> [Task statement]: Transcribe each line of the material as it is, and drop any picture.

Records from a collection

--

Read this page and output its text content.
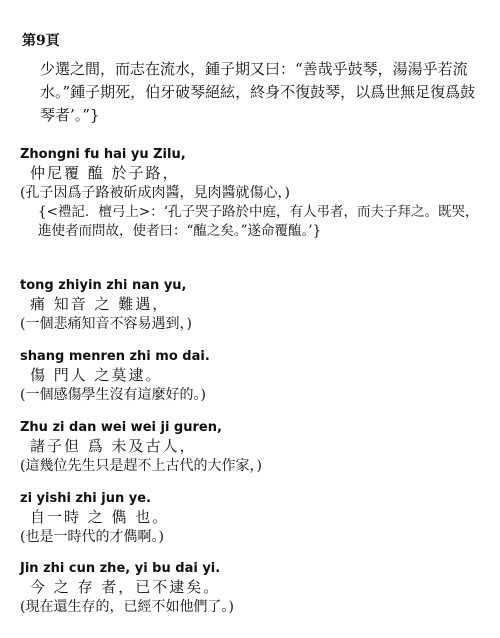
第9頁

少選之間，而志在流水，鍾子期又曰：“善哉乎鼓琴，湯湯乎若流水。”鍾子期死，伯牙破琴絕絃，終身不復鼓琴，以爲世無足復爲鼓琴者’。”}

Zhongni fu hai yu Zilu,
仲尼覆 醢 於子路，
(孔子因爲子路被斫成肉醬，見肉醬就傷心，)

{<禮記．檀弓上>：‘孔子哭子路於中庭，有人弔者，而夫子拜之。既哭，進使者而問故，使者曰：“醢之矣。”遂命覆醢。’}

tong zhiyin zhi nan yu,
痛 知音 之 難遇，
(一個悲痛知音不容易遇到，)
shang menren zhi mo dai.
傷 門人 之莫逮。
(一個感傷學生沒有這麼好的。)
Zhu zi dan wei wei ji guren,
諸子但 爲 未及古人，
(這幾位先生只是趕不上古代的大作家，)
zi yishi zhi jun ye.
自一時 之 儁 也。
(也是一時代的才儁啊。)
Jin zhi cun zhe, yi bu dai yi.
今 之 存 者，已不逮矣。
(現在還生存的，已經不如他們了。)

--

> [Solution to this problem]:
Read this page and output its text content.
第9頁

少選之間，而志在流水，鍾子期又曰：“善哉乎鼓琴，湯湯乎若流水。”鍾子期死，伯牙破琴絕絃，終身不復鼓琴，以爲世無足復爲鼓琴者’。”}

Zhongni fu hai yu Zilu,
仲尼覆 醢 於子路，
(孔子因爲子路被斫成肉醬，見肉醬就傷心，)

{<禮記．檀弓上>：‘孔子哭子路於中庭，有人弔者，而夫子拜之。既哭，進使者而問故，使者曰：“醢之矣。”遂命覆醢。’}

tong zhiyin zhi nan yu,
痛 知音 之 難遇，
(一個悲痛知音不容易遇到，)
shang menren zhi mo dai.
傷 門人 之莫逮。
(一個感傷學生沒有這麼好的。)
Zhu zi dan wei wei ji guren,
諸子但 爲 未及古人，
(這幾位先生只是趕不上古代的大作家，)
zi yishi zhi jun ye.
自一時 之 儁 也。
(也是一時代的才儁啊。)
Jin zhi cun zhe, yi bu dai yi.
今 之 存 者，已不逮矣。
(現在還生存的，已經不如他們了。)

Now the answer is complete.